##### Records for processing #####
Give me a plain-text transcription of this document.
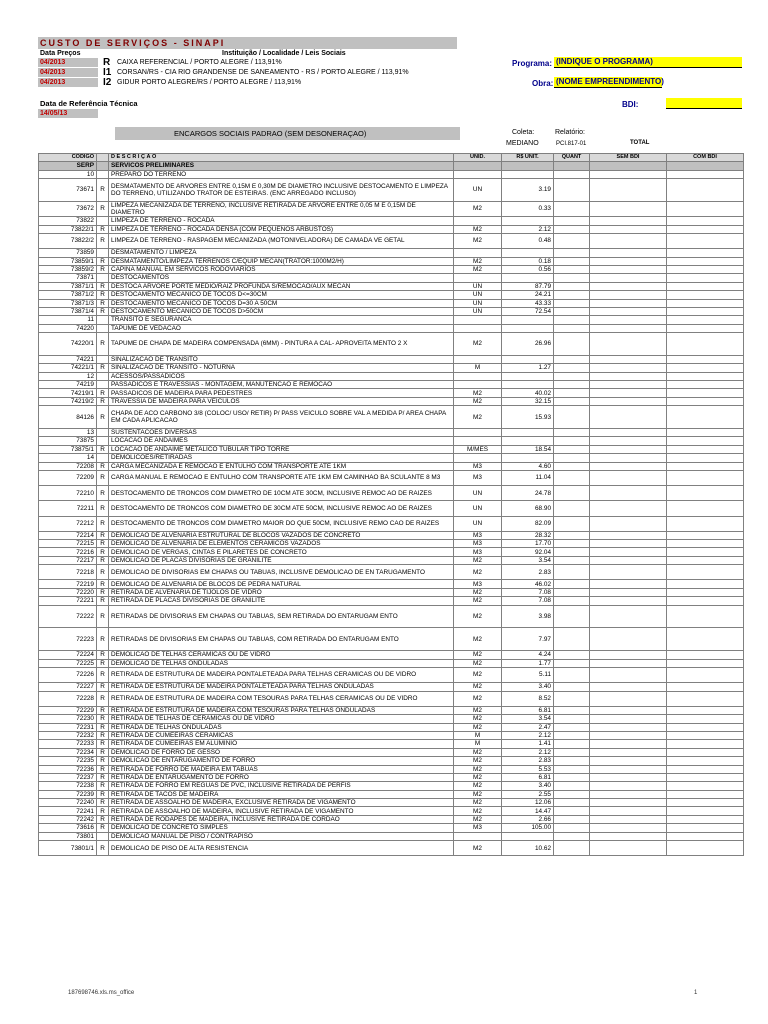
CUSTO DE SERVIÇOS - SINAPI
Data Preços	Instituição / Localidade / Leis Sociais
04/2013	R CAIXA REFERENCIAL / PORTO ALEGRE / 113,91%
04/2013	I1 CORSAN/RS - CIA RIO GRANDENSE DE SANEAMENTO - RS / PORTO ALEGRE / 113,91%
04/2013	I2 GIDUR PORTO ALEGRE/RS / PORTO ALEGRE / 113,91%
Programa: (INDIQUE O PROGRAMA)
Obra: (NOME EMPREENDIMENTO)
BDI:
Data de Referência Técnica
14/05/13
ENCARGOS SOCIAIS PADRAO (SEM DESONERAÇAO)	Coleta:
MEDIANO
Relatório:
PCI.817-01	TOTAL
CODIGO		D E S C R I Ç Ã O	UNID.	R$ UNIT.	QUANT	SEM BDI	COM BDI
SERP		SERVICOS PRELIMINARES					
10		PREPARO DO TERRENO					
73671	R	DESMATAMENTO DE ARVORES ENTRE 0,15M E 0,30M DE DIAMETRO INCLUSIVE DESTOCAMENTO E LIMPEZA DO TERRENO, UTILIZANDO TRATOR DE ESTEIRAS. (ENC ARREGADO INCLUSO)	UN	3.19			
73672	R	LIMPEZA MECANIZADA DE TERRENO, INCLUSIVE RETIRADA DE ARVORE ENTRE 0,05 M E 0,15M DE DIAMETRO	M2	0.33			
73822		LIMPEZA DE TERRENO - ROCADA					
73822/1	R	LIMPEZA DE TERRENO - ROCADA DENSA (COM PEQUENOS ARBUSTOS)	M2	2.12			
73822/2	R	LIMPEZA DE TERRENO - RASPAGEM MECANIZADA (MOTONIVELADORA) DE CAMADA VE GETAL	M2	0.48			
73859		DESMATAMENTO / LIMPEZA					
73859/1	R	DESMATAMENTO/LIMPEZA TERRENOS C/EQUIP MECAN(TRATOR:1000M2/H)	M2	0.18			
73859/2	R	CAPINA MANUAL EM SERVICOS RODOVIARIOS	M2	0.56			
73871		DESTOCAMENTOS					
73871/1	R	DESTOCA ARVORE PORTE MEDIO/RAIZ PROFUNDA S/REMOCAO/AUX MECAN	UN	87.79			
73871/2	R	DESTOCAMENTO MECANICO DE TOCOS D<=30CM	UN	24.21			
73871/3	R	DESTOCAMENTO MECANICO DE TOCOS D=30 A 50CM	UN	43.33			
73871/4	R	DESTOCAMENTO MECANICO DE TOCOS D>50CM	UN	72.54			
11		TRANSITO E SEGURANCA					
74220		TAPUME DE VEDACAO					
74220/1	R	TAPUME DE CHAPA DE MADEIRA COMPENSADA (6MM) - PINTURA A CAL- APROVEITA MENTO 2 X	M2	26.96			
74221		SINALIZACAO DE TRANSITO					
74221/1	R	SINALIZACAO DE TRANSITO - NOTURNA	M	1.27			
12		ACESSOS/PASSADICOS					
74219		PASSADICOS E TRAVESSIAS - MONTAGEM, MANUTENCAO E REMOCAO					
74219/1	R	PASSADICOS DE MADEIRA PARA PEDESTRES	M2	40.02			
74219/2	R	TRAVESSIA DE MADEIRA PARA VEICULOS	M2	32.15			
84126	R	CHAPA DE ACO CARBONO 3/8 (COLOC/ USO/ RETIR) P/ PASS VEICULO SOBRE VAL A MEDIDA P/ AREA CHAPA EM CADA APLICACAO	M2	15.93			
13		SUSTENTACOES DIVERSAS					
73875		LOCACAO DE ANDAIMES					
73875/1	R	LOCACAO DE ANDAIME METALICO TUBULAR TIPO TORRE	M/MES	18.54			
14		DEMOLICOES/RETIRADAS					
72208	R	CARGA MECANIZADA E REMOCAO E ENTULHO COM TRANSPORTE ATE 1KM	M3	4.60			
72209	R	CARGA MANUAL E REMOCAO E ENTULHO COM TRANSPORTE ATE 1KM EM CAMINHAO BA SCULANTE 8 M3	M3	11.04			
72210	R	DESTOCAMENTO DE TRONCOS COM DIAMETRO DE 10CM ATE 30CM, INCLUSIVE REMOC AO DE RAIZES	UN	24.78			
72211	R	DESTOCAMENTO DE TRONCOS COM DIAMETRO DE 30CM ATE 50CM, INCLUSIVE REMOC AO DE RAIZES	UN	68.90			
72212	R	DESTOCAMENTO DE TRONCOS COM DIAMETRO MAIOR DO QUE 50CM, INCLUSIVE REMO CAO DE RAIZES	UN	82.09			
72214	R	DEMOLICAO DE ALVENARIA ESTRUTURAL DE BLOCOS VAZADOS DE CONCRETO	M3	28.32			
72215	R	DEMOLICAO DE ALVENARIA DE ELEMENTOS CERAMICOS VAZADOS	M3	17.70			
72216	R	DEMOLICAO DE VERGAS, CINTAS E PILARETES DE CONCRETO	M3	92.04			
72217	R	DEMOLICAO DE PLACAS DIVISORIAS DE GRANILITE	M2	3.54			
72218	R	DEMOLICAO DE DIVISORIAS EM CHAPAS OU TABUAS, INCLUSIVE DEMOLICAO DE EN TARUGAMENTO	M2	2.83			
72219	R	DEMOLICAO DE ALVENARIA DE BLOCOS DE PEDRA NATURAL	M3	46.02			
72220	R	RETIRADA DE ALVENARIA DE TIJOLOS DE VIDRO	M2	7.08			
72221	R	RETIRADA DE PLACAS DIVISORIAS DE GRANILITE	M2	7.08			
72222	R	RETIRADAS DE DIVISORIAS EM CHAPAS OU TABUAS, SEM RETIRADA DO ENTARUGAM ENTO	M2	3.98			
72223	R	RETIRADAS DE DIVISORIAS EM CHAPAS OU TABUAS, COM RETIRADA DO ENTARUGAM ENTO	M2	7.97			
72224	R	DEMOLICAO DE TELHAS CERAMICAS OU DE VIDRO	M2	4.24			
72225	R	DEMOLICAO DE TELHAS ONDULADAS	M2	1.77			
72226	R	RETIRADA DE ESTRUTURA DE MADEIRA PONTALETEADA PARA TELHAS CERAMICAS OU DE VIDRO	M2	5.11			
72227	R	RETIRADA DE ESTRUTURA DE MADEIRA PONTALETEADA PARA TELHAS ONDULADAS	M2	3.40			
72228	R	RETIRADA DE ESTRUTURA DE MADEIRA COM TESOURAS PARA TELHAS CERAMICAS OU DE VIDRO	M2	8.52			
72229	R	RETIRADA DE ESTRUTURA DE MADEIRA COM TESOURAS PARA TELHAS ONDULADAS	M2	6.81			
72230	R	RETIRADA DE TELHAS DE CERAMICAS OU DE VIDRO	M2	3.54			
72231	R	RETIRADA DE TELHAS ONDULADAS	M2	2.47			
72232	R	RETIRADA DE CUMEEIRAS CERAMICAS	M	2.12			
72233	R	RETIRADA DE CUMEEIRAS EM ALUMINIO	M	1.41			
72234	R	DEMOLICAO DE FORRO DE GESSO	M2	2.12			
72235	R	DEMOLICAO DE ENTARUGAMENTO DE FORRO	M2	2.83			
72236	R	RETIRADA DE FORRO DE MADEIRA EM TABUAS	M2	5.53			
72237	R	RETIRADA DE ENTARUGAMENTO DE FORRO	M2	6.81			
72238	R	RETIRADA DE FORRO EM REGUAS DE PVC, INCLUSIVE RETIRADA DE PERFIS	M2	3.40			
72239	R	RETIRADA DE TACOS DE MADEIRA	M2	2.55			
72240	R	RETIRADA DE ASSOALHO DE MADEIRA, EXCLUSIVE RETIRADA DE VIGAMENTO	M2	12.06			
72241	R	RETIRADA DE ASSOALHO DE MADEIRA, INCLUSIVE RETIRADA DE VIGAMENTO	M2	14.47			
72242	R	RETIRADA DE RODAPES DE MADEIRA, INCLUSIVE RETIRADA DE CORDAO	M2	2.66			
73616	R	DEMOLICAO DE CONCRETO SIMPLES	M3	105.00			
73801		DEMOLICAO MANUAL DE PISO / CONTRAPISO					
73801/1	R	DEMOLICAO DE PISO DE ALTA RESISTENCIA	M2	10.62			
187698746.xls.ms_office	1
#####
Count the lines of the material that include the word "VIDRO", then state only the total.

5